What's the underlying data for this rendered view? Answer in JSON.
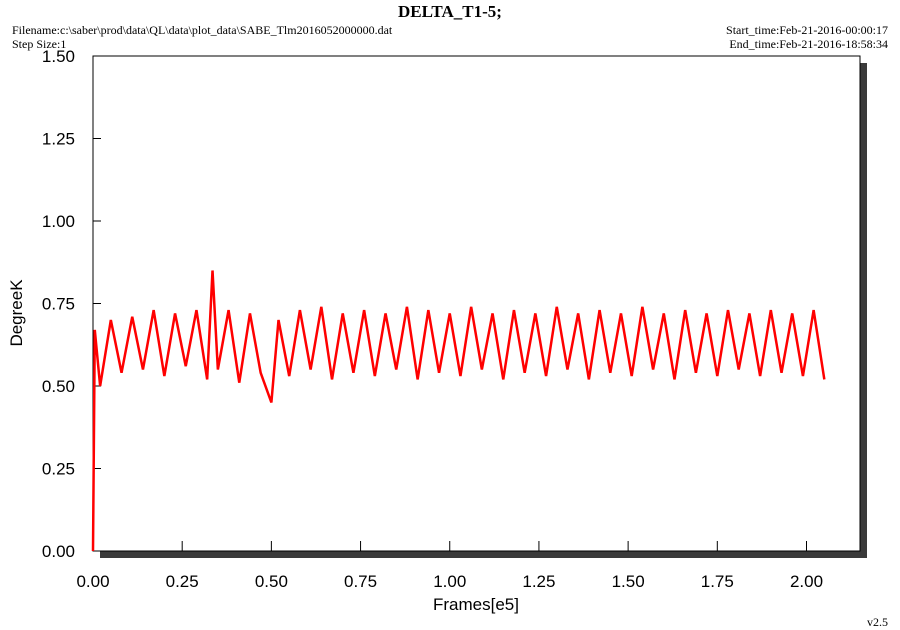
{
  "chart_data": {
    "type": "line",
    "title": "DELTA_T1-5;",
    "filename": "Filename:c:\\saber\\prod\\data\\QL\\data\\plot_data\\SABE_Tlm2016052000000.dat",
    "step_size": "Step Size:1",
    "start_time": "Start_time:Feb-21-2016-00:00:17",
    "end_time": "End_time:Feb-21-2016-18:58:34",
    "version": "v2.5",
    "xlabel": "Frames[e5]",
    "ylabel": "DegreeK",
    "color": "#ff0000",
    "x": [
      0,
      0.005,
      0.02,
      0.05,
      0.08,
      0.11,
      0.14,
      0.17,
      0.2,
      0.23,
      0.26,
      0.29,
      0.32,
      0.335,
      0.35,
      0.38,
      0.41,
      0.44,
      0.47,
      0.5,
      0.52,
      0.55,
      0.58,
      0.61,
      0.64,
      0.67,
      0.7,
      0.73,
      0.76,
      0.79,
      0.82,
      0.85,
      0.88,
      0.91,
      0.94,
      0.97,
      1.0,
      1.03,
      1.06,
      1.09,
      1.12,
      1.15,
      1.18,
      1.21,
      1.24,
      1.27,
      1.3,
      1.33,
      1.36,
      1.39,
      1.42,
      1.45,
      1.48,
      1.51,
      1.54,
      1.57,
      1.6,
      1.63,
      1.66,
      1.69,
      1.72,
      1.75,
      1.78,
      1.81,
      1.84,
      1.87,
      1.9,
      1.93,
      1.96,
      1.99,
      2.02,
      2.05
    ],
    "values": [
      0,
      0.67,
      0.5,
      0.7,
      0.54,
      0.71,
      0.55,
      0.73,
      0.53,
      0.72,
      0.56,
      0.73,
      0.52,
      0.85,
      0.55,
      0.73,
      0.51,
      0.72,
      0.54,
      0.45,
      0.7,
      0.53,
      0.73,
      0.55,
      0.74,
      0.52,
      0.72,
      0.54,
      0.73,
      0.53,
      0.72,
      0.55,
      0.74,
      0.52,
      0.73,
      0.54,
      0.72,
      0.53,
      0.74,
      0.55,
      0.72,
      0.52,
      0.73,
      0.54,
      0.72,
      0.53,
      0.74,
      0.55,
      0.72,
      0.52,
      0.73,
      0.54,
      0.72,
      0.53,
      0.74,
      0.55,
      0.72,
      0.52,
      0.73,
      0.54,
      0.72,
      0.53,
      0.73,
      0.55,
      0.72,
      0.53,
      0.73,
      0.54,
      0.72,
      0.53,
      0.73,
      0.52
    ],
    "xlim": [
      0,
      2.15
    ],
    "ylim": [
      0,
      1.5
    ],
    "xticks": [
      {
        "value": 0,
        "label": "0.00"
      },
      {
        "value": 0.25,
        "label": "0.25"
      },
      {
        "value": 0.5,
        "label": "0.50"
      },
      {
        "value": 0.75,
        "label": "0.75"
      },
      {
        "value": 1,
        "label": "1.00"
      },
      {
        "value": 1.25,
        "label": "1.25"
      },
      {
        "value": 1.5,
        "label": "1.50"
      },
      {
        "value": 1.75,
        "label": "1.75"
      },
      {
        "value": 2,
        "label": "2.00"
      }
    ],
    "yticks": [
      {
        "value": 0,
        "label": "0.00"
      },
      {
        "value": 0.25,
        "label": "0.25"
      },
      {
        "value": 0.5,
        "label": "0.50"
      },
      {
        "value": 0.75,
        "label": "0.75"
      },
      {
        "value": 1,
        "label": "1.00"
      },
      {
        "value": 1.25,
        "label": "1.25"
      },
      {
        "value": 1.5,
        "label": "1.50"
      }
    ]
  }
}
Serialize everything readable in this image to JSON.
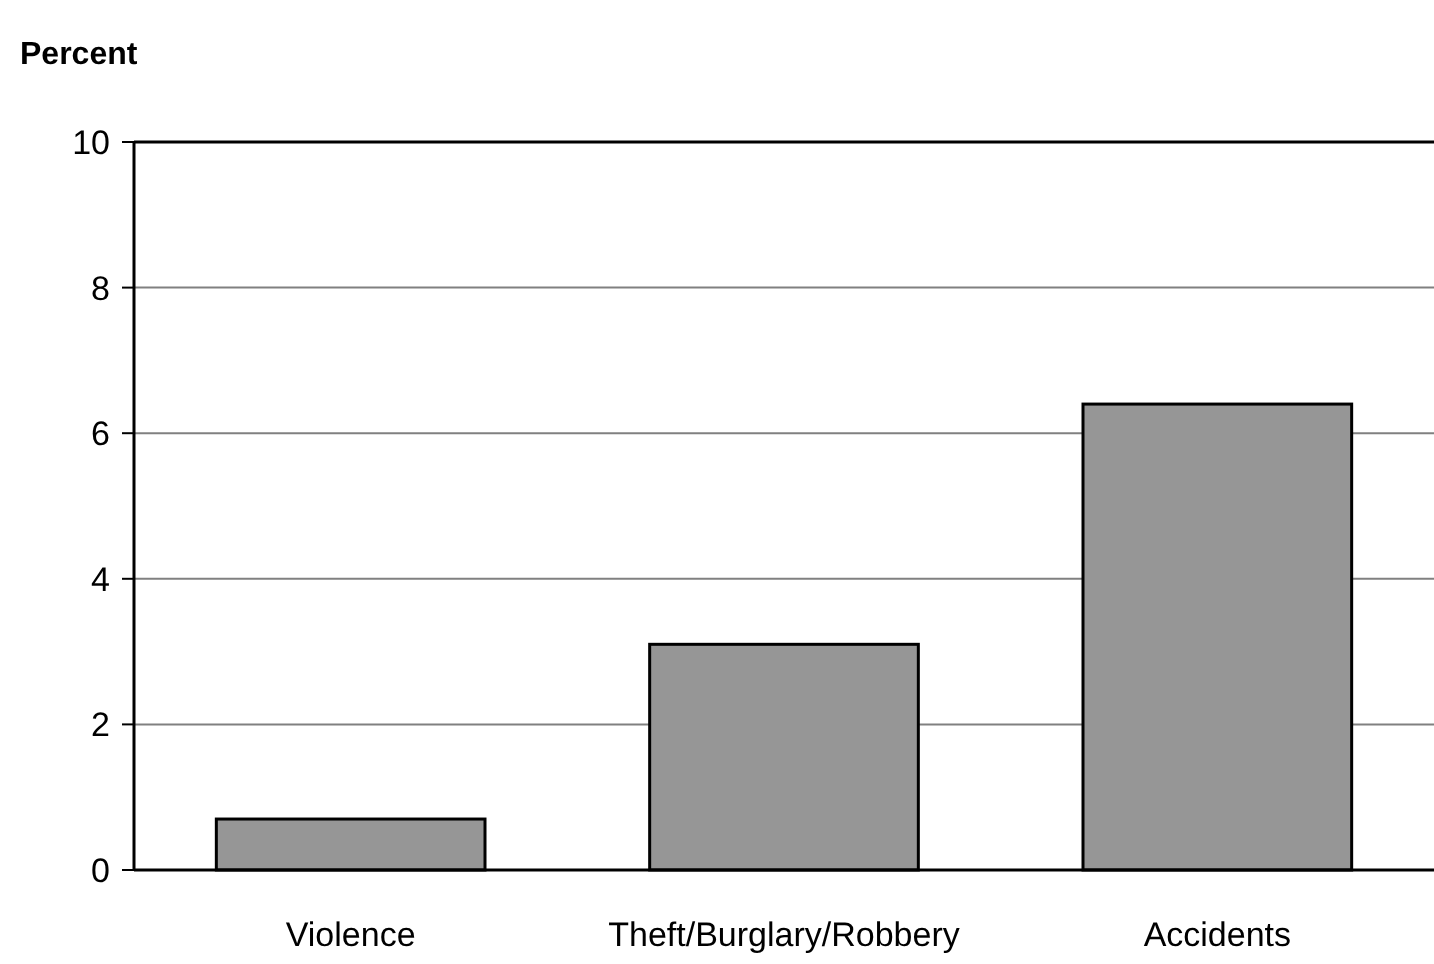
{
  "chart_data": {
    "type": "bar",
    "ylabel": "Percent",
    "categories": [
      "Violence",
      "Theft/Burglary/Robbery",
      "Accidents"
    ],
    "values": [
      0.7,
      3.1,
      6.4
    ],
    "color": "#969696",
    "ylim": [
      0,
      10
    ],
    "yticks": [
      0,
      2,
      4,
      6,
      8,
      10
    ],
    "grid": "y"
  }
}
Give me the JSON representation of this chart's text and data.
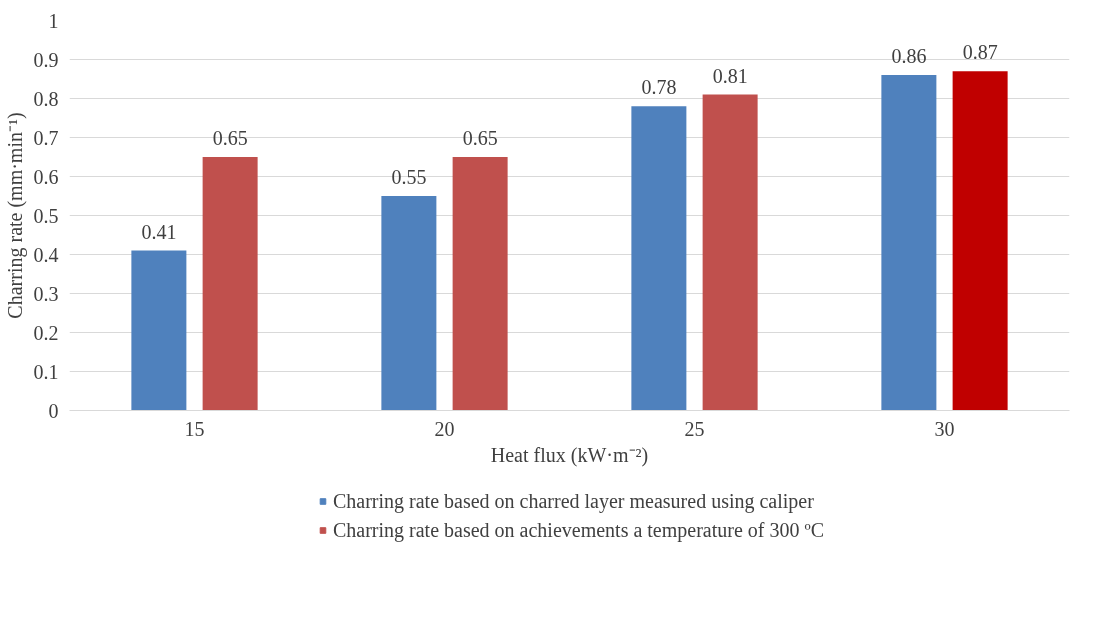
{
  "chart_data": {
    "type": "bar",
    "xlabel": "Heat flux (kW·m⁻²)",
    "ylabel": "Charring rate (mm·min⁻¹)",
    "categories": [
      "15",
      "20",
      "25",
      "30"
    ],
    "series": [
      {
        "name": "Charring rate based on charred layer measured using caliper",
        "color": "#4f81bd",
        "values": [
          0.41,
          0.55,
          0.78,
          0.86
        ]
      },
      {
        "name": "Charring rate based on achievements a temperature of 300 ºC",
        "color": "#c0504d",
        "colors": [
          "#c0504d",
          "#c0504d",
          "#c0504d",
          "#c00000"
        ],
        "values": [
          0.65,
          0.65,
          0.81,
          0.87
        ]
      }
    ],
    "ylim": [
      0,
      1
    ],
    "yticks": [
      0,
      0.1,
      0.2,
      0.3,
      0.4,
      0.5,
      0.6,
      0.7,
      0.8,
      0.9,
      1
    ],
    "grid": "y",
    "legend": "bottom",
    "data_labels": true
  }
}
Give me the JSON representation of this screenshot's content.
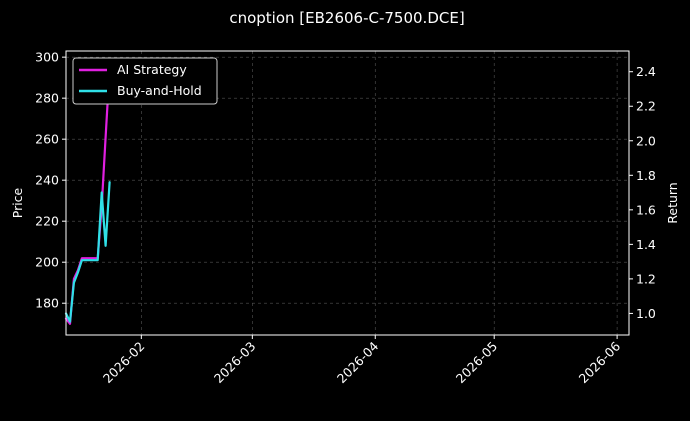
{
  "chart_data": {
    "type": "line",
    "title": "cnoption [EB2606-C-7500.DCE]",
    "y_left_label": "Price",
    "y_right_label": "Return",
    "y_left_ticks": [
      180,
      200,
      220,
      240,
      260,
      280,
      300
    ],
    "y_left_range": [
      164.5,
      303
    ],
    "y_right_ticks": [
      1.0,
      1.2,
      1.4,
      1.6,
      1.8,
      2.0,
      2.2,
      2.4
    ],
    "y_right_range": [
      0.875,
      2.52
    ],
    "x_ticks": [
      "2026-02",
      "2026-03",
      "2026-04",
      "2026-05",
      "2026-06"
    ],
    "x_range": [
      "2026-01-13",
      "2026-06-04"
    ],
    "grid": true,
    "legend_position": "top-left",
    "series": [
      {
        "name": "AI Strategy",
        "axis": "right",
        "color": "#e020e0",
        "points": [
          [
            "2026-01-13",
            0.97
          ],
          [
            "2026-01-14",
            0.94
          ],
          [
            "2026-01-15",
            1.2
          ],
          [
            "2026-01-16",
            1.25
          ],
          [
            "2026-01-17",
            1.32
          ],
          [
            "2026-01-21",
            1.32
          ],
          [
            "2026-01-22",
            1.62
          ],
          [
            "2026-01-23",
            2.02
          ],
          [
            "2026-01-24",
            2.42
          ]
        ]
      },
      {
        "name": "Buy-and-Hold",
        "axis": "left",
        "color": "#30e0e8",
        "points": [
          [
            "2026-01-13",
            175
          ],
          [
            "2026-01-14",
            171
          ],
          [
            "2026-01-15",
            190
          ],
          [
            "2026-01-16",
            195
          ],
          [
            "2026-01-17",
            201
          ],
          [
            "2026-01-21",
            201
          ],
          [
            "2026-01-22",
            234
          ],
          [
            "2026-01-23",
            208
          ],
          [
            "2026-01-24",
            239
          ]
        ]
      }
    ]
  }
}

◇ ◇ ◇ ◇ ◇ ◇ ◇

#### Written task
Output all of the entries verbatim, leaving out any images.

#### Final result
What's the underlying data for this rendered view? Answer in JSON.
{
  "chart_data": {
    "type": "line",
    "title": "DELTA_T1-5;",
    "filename": "Filename:c:\\saber\\prod\\data\\QL\\data\\plot_data\\SABE_Tlm2016052000000.dat",
    "step_size": "Step Size:1",
    "start_time": "Start_time:Feb-21-2016-00:00:17",
    "end_time": "End_time:Feb-21-2016-18:58:34",
    "version": "v2.5",
    "xlabel": "Frames[e5]",
    "ylabel": "DegreeK",
    "color": "#ff0000",
    "x": [
      0,
      0.005,
      0.02,
      0.05,
      0.08,
      0.11,
      0.14,
      0.17,
      0.2,
      0.23,
      0.26,
      0.29,
      0.32,
      0.335,
      0.35,
      0.38,
      0.41,
      0.44,
      0.47,
      0.5,
      0.52,
      0.55,
      0.58,
      0.61,
      0.64,
      0.67,
      0.7,
      0.73,
      0.76,
      0.79,
      0.82,
      0.85,
      0.88,
      0.91,
      0.94,
      0.97,
      1.0,
      1.03,
      1.06,
      1.09,
      1.12,
      1.15,
      1.18,
      1.21,
      1.24,
      1.27,
      1.3,
      1.33,
      1.36,
      1.39,
      1.42,
      1.45,
      1.48,
      1.51,
      1.54,
      1.57,
      1.6,
      1.63,
      1.66,
      1.69,
      1.72,
      1.75,
      1.78,
      1.81,
      1.84,
      1.87,
      1.9,
      1.93,
      1.96,
      1.99,
      2.02,
      2.05
    ],
    "values": [
      0,
      0.67,
      0.5,
      0.7,
      0.54,
      0.71,
      0.55,
      0.73,
      0.53,
      0.72,
      0.56,
      0.73,
      0.52,
      0.85,
      0.55,
      0.73,
      0.51,
      0.72,
      0.54,
      0.45,
      0.7,
      0.53,
      0.73,
      0.55,
      0.74,
      0.52,
      0.72,
      0.54,
      0.73,
      0.53,
      0.72,
      0.55,
      0.74,
      0.52,
      0.73,
      0.54,
      0.72,
      0.53,
      0.74,
      0.55,
      0.72,
      0.52,
      0.73,
      0.54,
      0.72,
      0.53,
      0.74,
      0.55,
      0.72,
      0.52,
      0.73,
      0.54,
      0.72,
      0.53,
      0.74,
      0.55,
      0.72,
      0.52,
      0.73,
      0.54,
      0.72,
      0.53,
      0.73,
      0.55,
      0.72,
      0.53,
      0.73,
      0.54,
      0.72,
      0.53,
      0.73,
      0.52
    ],
    "xlim": [
      0,
      2.15
    ],
    "ylim": [
      0,
      1.5
    ],
    "xticks": [
      {
        "value": 0,
        "label": "0.00"
      },
      {
        "value": 0.25,
        "label": "0.25"
      },
      {
        "value": 0.5,
        "label": "0.50"
      },
      {
        "value": 0.75,
        "label": "0.75"
      },
      {
        "value": 1,
        "label": "1.00"
      },
      {
        "value": 1.25,
        "label": "1.25"
      },
      {
        "value": 1.5,
        "label": "1.50"
      },
      {
        "value": 1.75,
        "label": "1.75"
      },
      {
        "value": 2,
        "label": "2.00"
      }
    ],
    "yticks": [
      {
        "value": 0,
        "label": "0.00"
      },
      {
        "value": 0.25,
        "label": "0.25"
      },
      {
        "value": 0.5,
        "label": "0.50"
      },
      {
        "value": 0.75,
        "label": "0.75"
      },
      {
        "value": 1,
        "label": "1.00"
      },
      {
        "value": 1.25,
        "label": "1.25"
      },
      {
        "value": 1.5,
        "label": "1.50"
      }
    ]
  }
}
Serialize everything readable in this image to JSON.
{
  "chart_data": {
    "type": "bar",
    "ylabel": "Percent",
    "categories": [
      "Violence",
      "Theft/Burglary/Robbery",
      "Accidents"
    ],
    "values": [
      0.7,
      3.1,
      6.4
    ],
    "color": "#969696",
    "ylim": [
      0,
      10
    ],
    "yticks": [
      0,
      2,
      4,
      6,
      8,
      10
    ],
    "grid": "y"
  }
}
Give me the JSON representation of this chart's text and data.
{
  "chart_data": {
    "type": "bar",
    "xlabel": "Heat flux (kW·m⁻²)",
    "ylabel": "Charring rate (mm·min⁻¹)",
    "categories": [
      "15",
      "20",
      "25",
      "30"
    ],
    "series": [
      {
        "name": "Charring rate based on charred layer measured using caliper",
        "color": "#4f81bd",
        "values": [
          0.41,
          0.55,
          0.78,
          0.86
        ]
      },
      {
        "name": "Charring rate based on achievements a temperature of 300 ºC",
        "color": "#c0504d",
        "colors": [
          "#c0504d",
          "#c0504d",
          "#c0504d",
          "#c00000"
        ],
        "values": [
          0.65,
          0.65,
          0.81,
          0.87
        ]
      }
    ],
    "ylim": [
      0,
      1
    ],
    "yticks": [
      0,
      0.1,
      0.2,
      0.3,
      0.4,
      0.5,
      0.6,
      0.7,
      0.8,
      0.9,
      1
    ],
    "grid": "y",
    "legend": "bottom",
    "data_labels": true
  }
}
Give me the JSON representation of this screenshot's content.
{
  "chart_data": {
    "type": "line",
    "title": "cnoption [EB2606-C-7500.DCE]",
    "y_left_label": "Price",
    "y_right_label": "Return",
    "y_left_ticks": [
      180,
      200,
      220,
      240,
      260,
      280,
      300
    ],
    "y_left_range": [
      164.5,
      303
    ],
    "y_right_ticks": [
      1.0,
      1.2,
      1.4,
      1.6,
      1.8,
      2.0,
      2.2,
      2.4
    ],
    "y_right_range": [
      0.875,
      2.52
    ],
    "x_ticks": [
      "2026-02",
      "2026-03",
      "2026-04",
      "2026-05",
      "2026-06"
    ],
    "x_range": [
      "2026-01-13",
      "2026-06-04"
    ],
    "grid": true,
    "legend_position": "top-left",
    "series": [
      {
        "name": "AI Strategy",
        "axis": "right",
        "color": "#e020e0",
        "points": [
          [
            "2026-01-13",
            0.97
          ],
          [
            "2026-01-14",
            0.94
          ],
          [
            "2026-01-15",
            1.2
          ],
          [
            "2026-01-16",
            1.25
          ],
          [
            "2026-01-17",
            1.32
          ],
          [
            "2026-01-21",
            1.32
          ],
          [
            "2026-01-22",
            1.62
          ],
          [
            "2026-01-23",
            2.02
          ],
          [
            "2026-01-24",
            2.42
          ]
        ]
      },
      {
        "name": "Buy-and-Hold",
        "axis": "left",
        "color": "#30e0e8",
        "points": [
          [
            "2026-01-13",
            175
          ],
          [
            "2026-01-14",
            171
          ],
          [
            "2026-01-15",
            190
          ],
          [
            "2026-01-16",
            195
          ],
          [
            "2026-01-17",
            201
          ],
          [
            "2026-01-21",
            201
          ],
          [
            "2026-01-22",
            234
          ],
          [
            "2026-01-23",
            208
          ],
          [
            "2026-01-24",
            239
          ]
        ]
      }
    ]
  }
}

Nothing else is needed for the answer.